Entries taken from a collection
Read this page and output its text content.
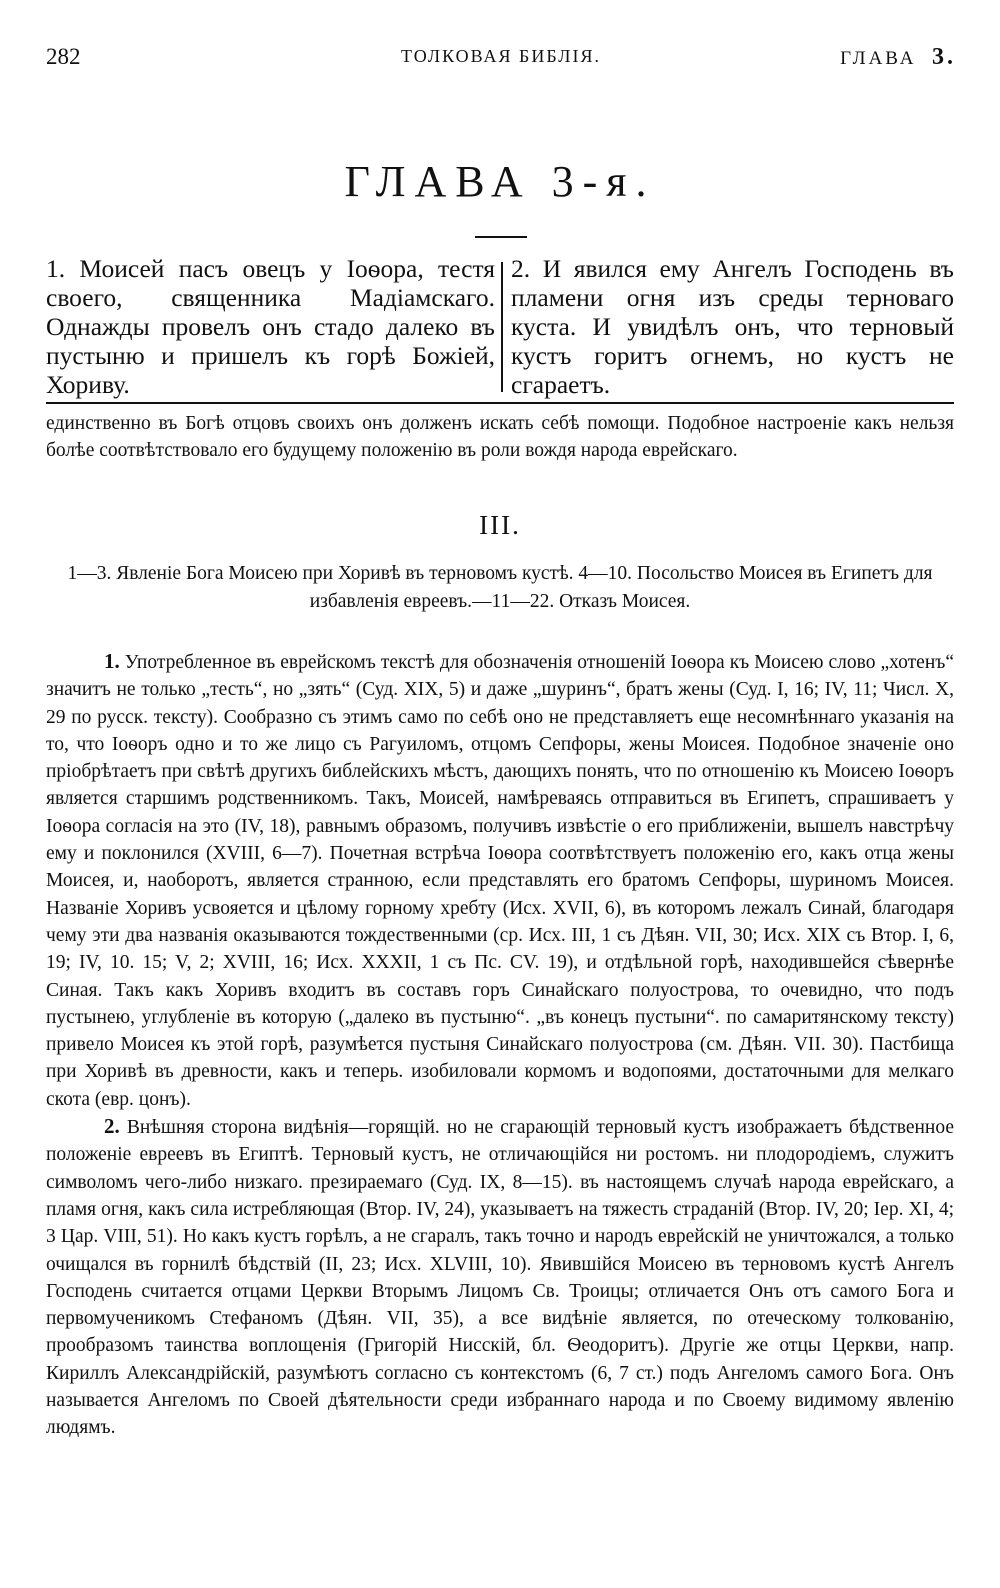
282	ТОЛКОВАЯ БИБЛІЯ.	ГЛАВА 3.
ГЛАВА 3-я.
1. Моисей пасъ овецъ у Іоѳора, тестя своего, священника Мадіамскаго. Однажды провелъ онъ стадо далеко въ пустыню и пришелъ къ горѣ Божіей, Хориву.
2. И явился ему Ангелъ Господень въ пламени огня изъ среды терноваго куста. И увидѣлъ онъ, что терновый кустъ горитъ огнемъ, но кустъ не сгараетъ.

единственно въ Богѣ отцовъ своихъ онъ долженъ искать себѣ помощи. Подобное настроеніе какъ нельзя болѣе соотвѣтствовало его будущему положенію въ роли вождя народа еврейскаго.

III.
1—3. Явленіе Бога Моисею при Хоривѣ въ терновомъ кустѣ. 4—10. Посольство Моисея въ Египетъ для избавленія евреевъ.—11—22. Отказъ Моисея.

1. Употребленное въ еврейскомъ текстѣ для обозначенія отношеній Іоѳора къ Моисею слово „хотенъ“ значитъ не только „тесть“, но „зять“ (Суд. XIX, 5) и даже „шуринъ“, братъ жены (Суд. I, 16; IV, 11; Числ. X, 29 по русск. тексту). Сообразно съ этимъ само по себѣ оно не представляетъ еще несомнѣннаго указанія на то, что Іоѳоръ одно и то же лицо съ Рагуиломъ, отцомъ Сепфоры, жены Моисея. Подобное значеніе оно пріобрѣтаетъ при свѣтѣ другихъ библейскихъ мѣстъ, дающихъ понять, что по отношенію къ Моисею Іоѳоръ является старшимъ родственникомъ. Такъ, Моисей, намѣреваясь отправиться въ Египетъ, спрашиваетъ у Іоѳора согласія на это (IV, 18), равнымъ образомъ, получивъ извѣстіе о его приближеніи, вышелъ навстрѣчу ему и поклонился (XVIII, 6—7). Почетная встрѣча Іоѳора соотвѣтствуетъ положенію его, какъ отца жены Моисея, и, наоборотъ, является странною, если представлять его братомъ Сепфоры, шуриномъ Моисея. Названіе Хоривъ усвояется и цѣлому горному хребту (Исх. XVII, 6), въ которомъ лежалъ Синай, благодаря чему эти два названія оказываются тождественными (ср. Исх. III, 1 съ Дѣян. VII, 30; Исх. XIX съ Втор. I, 6, 19; IV, 10. 15; V, 2; XVIII, 16; Исх. XXXII, 1 съ Пс. CV. 19), и отдѣльной горѣ, находившейся сѣвернѣе Синая. Такъ какъ Хоривъ входитъ въ составъ горъ Синайскаго полуострова, то очевидно, что подъ пустынею, углубленіе въ которую („далеко въ пустыню“. „въ конецъ пустыни“. по самаритянскому тексту) привело Моисея къ этой горѣ, разумѣется пустыня Синайскаго полуострова (см. Дѣян. VII. 30). Пастбища при Хоривѣ въ древности, какъ и теперь. изобиловали кормомъ и водопоями, достаточными для мелкаго скота (евр. цонъ).

2. Внѣшняя сторона видѣнія—горящій. но не сгарающій терновый кустъ изображаетъ бѣдственное положеніе евреевъ въ Египтѣ. Терновый кустъ, не отличающійся ни ростомъ. ни плодородіемъ, служитъ символомъ чего-либо низкаго. презираемаго (Суд. IX, 8—15). въ настоящемъ случаѣ народа еврейскаго, а пламя огня, какъ сила истребляющая (Втор. IV, 24), указываетъ на тяжесть страданій (Втор. IV, 20; Іер. XI, 4; 3 Цар. VIII, 51). Но какъ кустъ горѣлъ, а не сгаралъ, такъ точно и народъ еврейскій не уничтожался, а только очищался въ горнилѣ бѣдствій (II, 23; Исх. XLVIII, 10). Явившійся Моисею въ терновомъ кустѣ Ангелъ Господень считается отцами Церкви Вторымъ Лицомъ Св. Троицы; отличается Онъ отъ самого Бога и первомученикомъ Стефаномъ (Дѣян. VII, 35), а все видѣніе является, по отеческому толкованію, прообразомъ таинства воплощенія (Григорій Нисскій, бл. Ѳеодоритъ). Другіе же отцы Церкви, напр. Кириллъ Александрійскій, разумѣютъ согласно съ контекстомъ (6, 7 ст.) подъ Ангеломъ самого Бога. Онъ называется Ангеломъ по Своей дѣятельности среди избраннаго народа и по Своему видимому явленію людямъ.
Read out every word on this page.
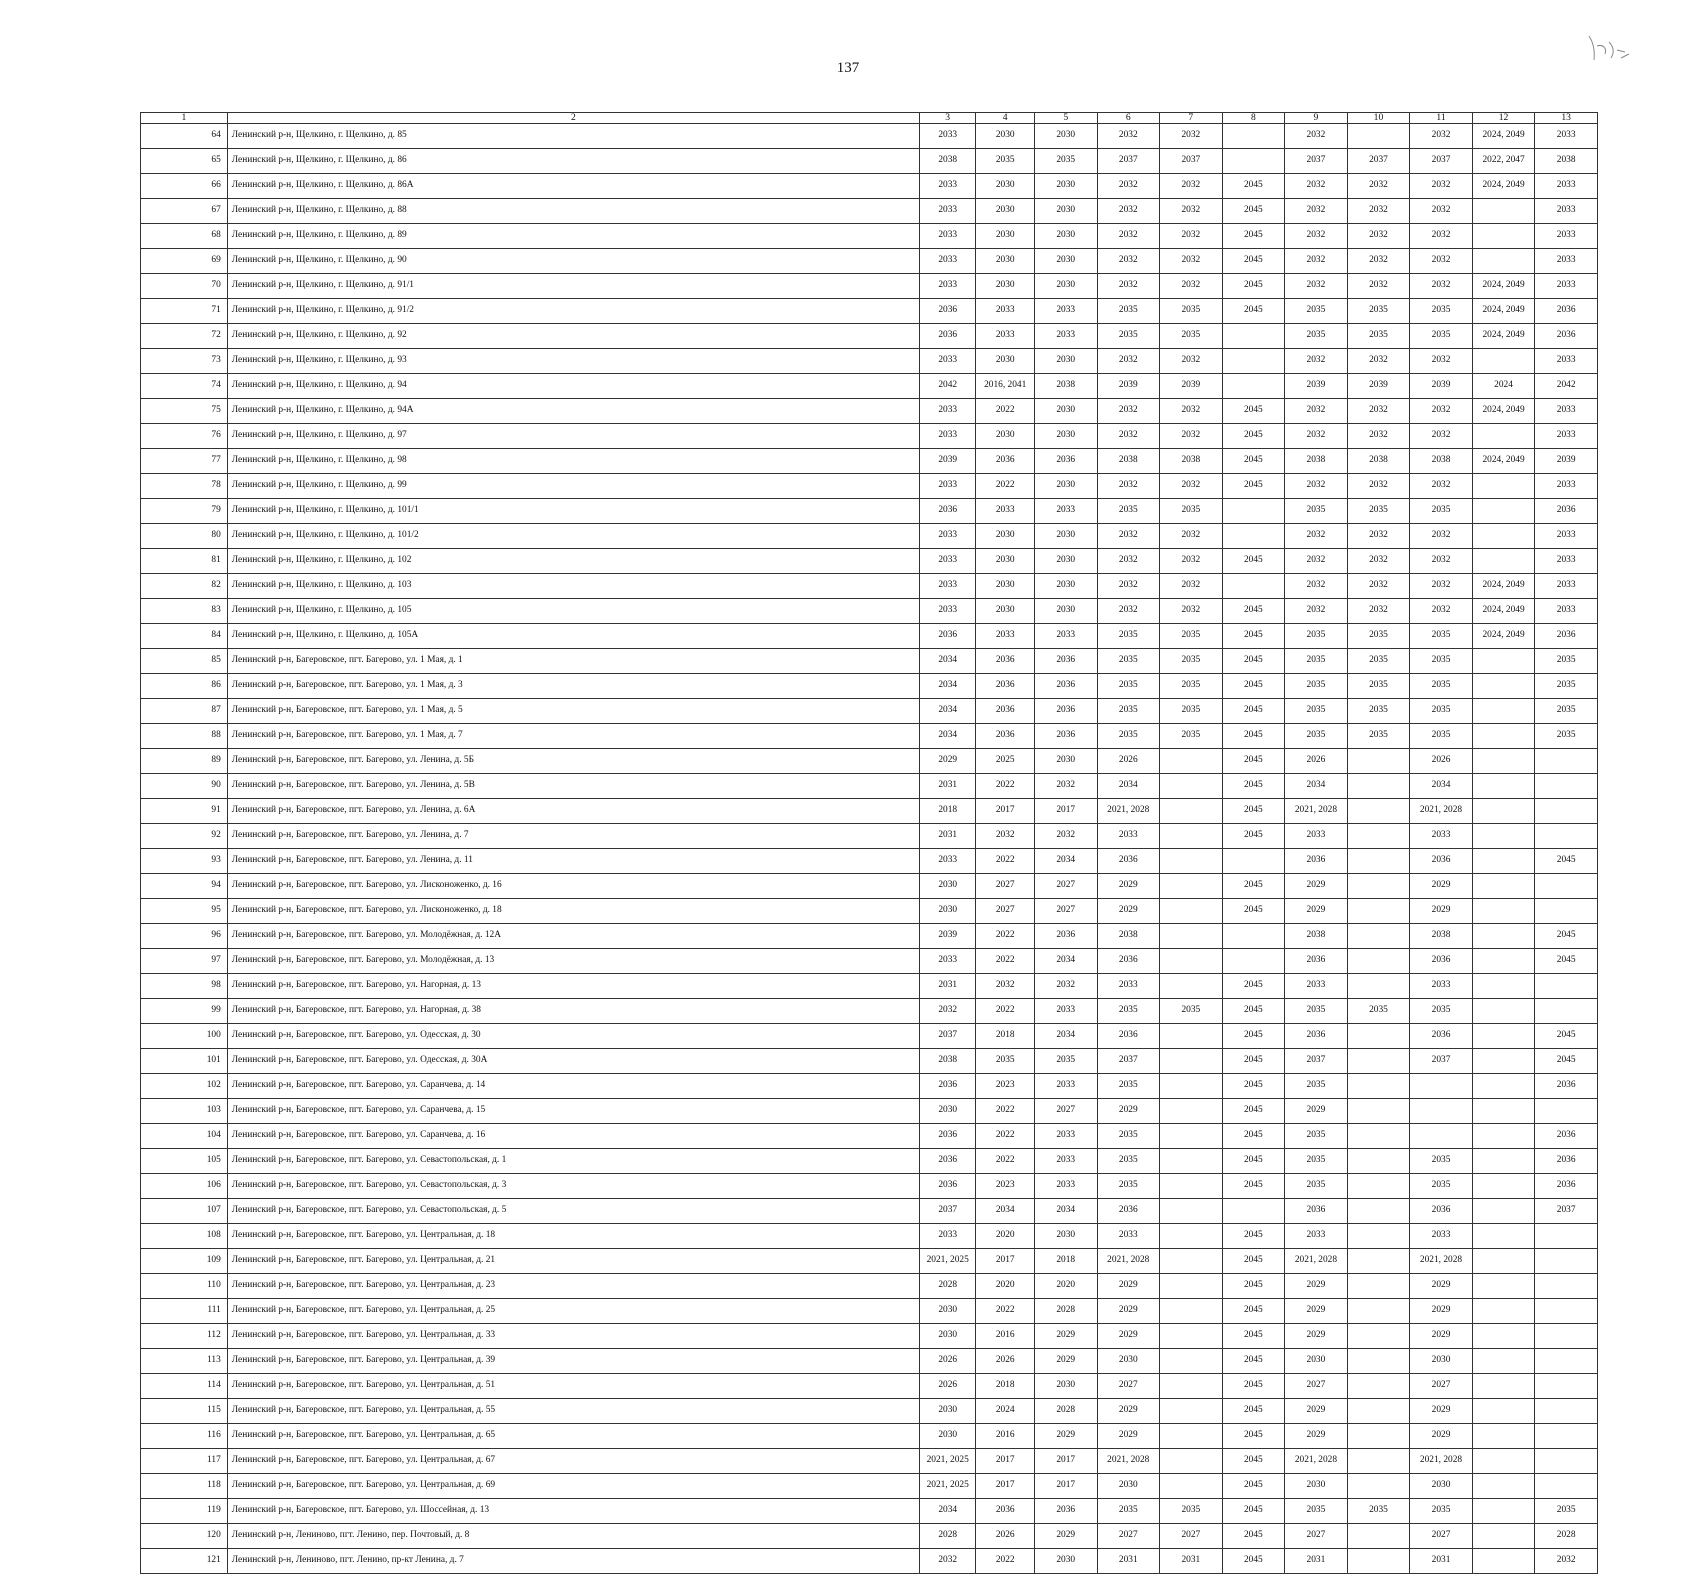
137
1	2	3	4	5	6	7	8	9	10	11	12	13
64	Ленинский р-н, Щелкино, г. Щелкино, д. 85	2033	2030	2030	2032	2032		2032		2032	2024, 2049	2033
65	Ленинский р-н, Щелкино, г. Щелкино, д. 86	2038	2035	2035	2037	2037		2037	2037	2037	2022, 2047	2038
66	Ленинский р-н, Щелкино, г. Щелкино, д. 86А	2033	2030	2030	2032	2032	2045	2032	2032	2032	2024, 2049	2033
67	Ленинский р-н, Щелкино, г. Щелкино, д. 88	2033	2030	2030	2032	2032	2045	2032	2032	2032		2033
68	Ленинский р-н, Щелкино, г. Щелкино, д. 89	2033	2030	2030	2032	2032	2045	2032	2032	2032		2033
69	Ленинский р-н, Щелкино, г. Щелкино, д. 90	2033	2030	2030	2032	2032	2045	2032	2032	2032		2033
70	Ленинский р-н, Щелкино, г. Щелкино, д. 91/1	2033	2030	2030	2032	2032	2045	2032	2032	2032	2024, 2049	2033
71	Ленинский р-н, Щелкино, г. Щелкино, д. 91/2	2036	2033	2033	2035	2035	2045	2035	2035	2035	2024, 2049	2036
72	Ленинский р-н, Щелкино, г. Щелкино, д. 92	2036	2033	2033	2035	2035		2035	2035	2035	2024, 2049	2036
73	Ленинский р-н, Щелкино, г. Щелкино, д. 93	2033	2030	2030	2032	2032		2032	2032	2032		2033
74	Ленинский р-н, Щелкино, г. Щелкино, д. 94	2042	2016, 2041	2038	2039	2039		2039	2039	2039	2024	2042
75	Ленинский р-н, Щелкино, г. Щелкино, д. 94А	2033	2022	2030	2032	2032	2045	2032	2032	2032	2024, 2049	2033
76	Ленинский р-н, Щелкино, г. Щелкино, д. 97	2033	2030	2030	2032	2032	2045	2032	2032	2032		2033
77	Ленинский р-н, Щелкино, г. Щелкино, д. 98	2039	2036	2036	2038	2038	2045	2038	2038	2038	2024, 2049	2039
78	Ленинский р-н, Щелкино, г. Щелкино, д. 99	2033	2022	2030	2032	2032	2045	2032	2032	2032		2033
79	Ленинский р-н, Щелкино, г. Щелкино, д. 101/1	2036	2033	2033	2035	2035		2035	2035	2035		2036
80	Ленинский р-н, Щелкино, г. Щелкино, д. 101/2	2033	2030	2030	2032	2032		2032	2032	2032		2033
81	Ленинский р-н, Щелкино, г. Щелкино, д. 102	2033	2030	2030	2032	2032	2045	2032	2032	2032		2033
82	Ленинский р-н, Щелкино, г. Щелкино, д. 103	2033	2030	2030	2032	2032		2032	2032	2032	2024, 2049	2033
83	Ленинский р-н, Щелкино, г. Щелкино, д. 105	2033	2030	2030	2032	2032	2045	2032	2032	2032	2024, 2049	2033
84	Ленинский р-н, Щелкино, г. Щелкино, д. 105А	2036	2033	2033	2035	2035	2045	2035	2035	2035	2024, 2049	2036
85	Ленинский р-н, Багеровское, пгт. Багерово, ул. 1 Мая, д. 1	2034	2036	2036	2035	2035	2045	2035	2035	2035		2035
86	Ленинский р-н, Багеровское, пгт. Багерово, ул. 1 Мая, д. 3	2034	2036	2036	2035	2035	2045	2035	2035	2035		2035
87	Ленинский р-н, Багеровское, пгт. Багерово, ул. 1 Мая, д. 5	2034	2036	2036	2035	2035	2045	2035	2035	2035		2035
88	Ленинский р-н, Багеровское, пгт. Багерово, ул. 1 Мая, д. 7	2034	2036	2036	2035	2035	2045	2035	2035	2035		2035
89	Ленинский р-н, Багеровское, пгт. Багерово, ул. Ленина, д. 5Б	2029	2025	2030	2026		2045	2026		2026		
90	Ленинский р-н, Багеровское, пгт. Багерово, ул. Ленина, д. 5В	2031	2022	2032	2034		2045	2034		2034		
91	Ленинский р-н, Багеровское, пгт. Багерово, ул. Ленина, д. 6А	2018	2017	2017	2021, 2028		2045	2021, 2028		2021, 2028		
92	Ленинский р-н, Багеровское, пгт. Багерово, ул. Ленина, д. 7	2031	2032	2032	2033		2045	2033		2033		
93	Ленинский р-н, Багеровское, пгт. Багерово, ул. Ленина, д. 11	2033	2022	2034	2036			2036		2036		2045
94	Ленинский р-н, Багеровское, пгт. Багерово, ул. Лисконоженко, д. 16	2030	2027	2027	2029		2045	2029		2029		
95	Ленинский р-н, Багеровское, пгт. Багерово, ул. Лисконоженко, д. 18	2030	2027	2027	2029		2045	2029		2029		
96	Ленинский р-н, Багеровское, пгт. Багерово, ул. Молодёжная, д. 12А	2039	2022	2036	2038			2038		2038		2045
97	Ленинский р-н, Багеровское, пгт. Багерово, ул. Молодёжная, д. 13	2033	2022	2034	2036			2036		2036		2045
98	Ленинский р-н, Багеровское, пгт. Багерово, ул. Нагорная, д. 13	2031	2032	2032	2033		2045	2033		2033		
99	Ленинский р-н, Багеровское, пгт. Багерово, ул. Нагорная, д. 38	2032	2022	2033	2035	2035	2045	2035	2035	2035		
100	Ленинский р-н, Багеровское, пгт. Багерово, ул. Одесская, д. 30	2037	2018	2034	2036		2045	2036		2036		2045
101	Ленинский р-н, Багеровское, пгт. Багерово, ул. Одесская, д. 30А	2038	2035	2035	2037		2045	2037		2037		2045
102	Ленинский р-н, Багеровское, пгт. Багерово, ул. Саранчева, д. 14	2036	2023	2033	2035		2045	2035				2036
103	Ленинский р-н, Багеровское, пгт. Багерово, ул. Саранчева, д. 15	2030	2022	2027	2029		2045	2029				
104	Ленинский р-н, Багеровское, пгт. Багерово, ул. Саранчева, д. 16	2036	2022	2033	2035		2045	2035				2036
105	Ленинский р-н, Багеровское, пгт. Багерово, ул. Севастопольская, д. 1	2036	2022	2033	2035		2045	2035		2035		2036
106	Ленинский р-н, Багеровское, пгт. Багерово, ул. Севастопольская, д. 3	2036	2023	2033	2035		2045	2035		2035		2036
107	Ленинский р-н, Багеровское, пгт. Багерово, ул. Севастопольская, д. 5	2037	2034	2034	2036			2036		2036		2037
108	Ленинский р-н, Багеровское, пгт. Багерово, ул. Центральная, д. 18	2033	2020	2030	2033		2045	2033		2033		
109	Ленинский р-н, Багеровское, пгт. Багерово, ул. Центральная, д. 21	2021, 2025	2017	2018	2021, 2028		2045	2021, 2028		2021, 2028		
110	Ленинский р-н, Багеровское, пгт. Багерово, ул. Центральная, д. 23	2028	2020	2020	2029		2045	2029		2029		
111	Ленинский р-н, Багеровское, пгт. Багерово, ул. Центральная, д. 25	2030	2022	2028	2029		2045	2029		2029		
112	Ленинский р-н, Багеровское, пгт. Багерово, ул. Центральная, д. 33	2030	2016	2029	2029		2045	2029		2029		
113	Ленинский р-н, Багеровское, пгт. Багерово, ул. Центральная, д. 39	2026	2026	2029	2030		2045	2030		2030		
114	Ленинский р-н, Багеровское, пгт. Багерово, ул. Центральная, д. 51	2026	2018	2030	2027		2045	2027		2027		
115	Ленинский р-н, Багеровское, пгт. Багерово, ул. Центральная, д. 55	2030	2024	2028	2029		2045	2029		2029		
116	Ленинский р-н, Багеровское, пгт. Багерово, ул. Центральная, д. 65	2030	2016	2029	2029		2045	2029		2029		
117	Ленинский р-н, Багеровское, пгт. Багерово, ул. Центральная, д. 67	2021, 2025	2017	2017	2021, 2028		2045	2021, 2028		2021, 2028		
118	Ленинский р-н, Багеровское, пгт. Багерово, ул. Центральная, д. 69	2021, 2025	2017	2017	2030		2045	2030		2030		
119	Ленинский р-н, Багеровское, пгт. Багерово, ул. Шоссейная, д. 13	2034	2036	2036	2035	2035	2045	2035	2035	2035		2035
120	Ленинский р-н, Лениново, пгт. Ленино, пер. Почтовый, д. 8	2028	2026	2029	2027	2027	2045	2027		2027		2028
121	Ленинский р-н, Лениново, пгт. Ленино, пр-кт Ленина, д. 7	2032	2022	2030	2031	2031	2045	2031		2031		2032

Task description> Return the number of lines that include the word "Read", and nothing else.

Response to the exercise> 2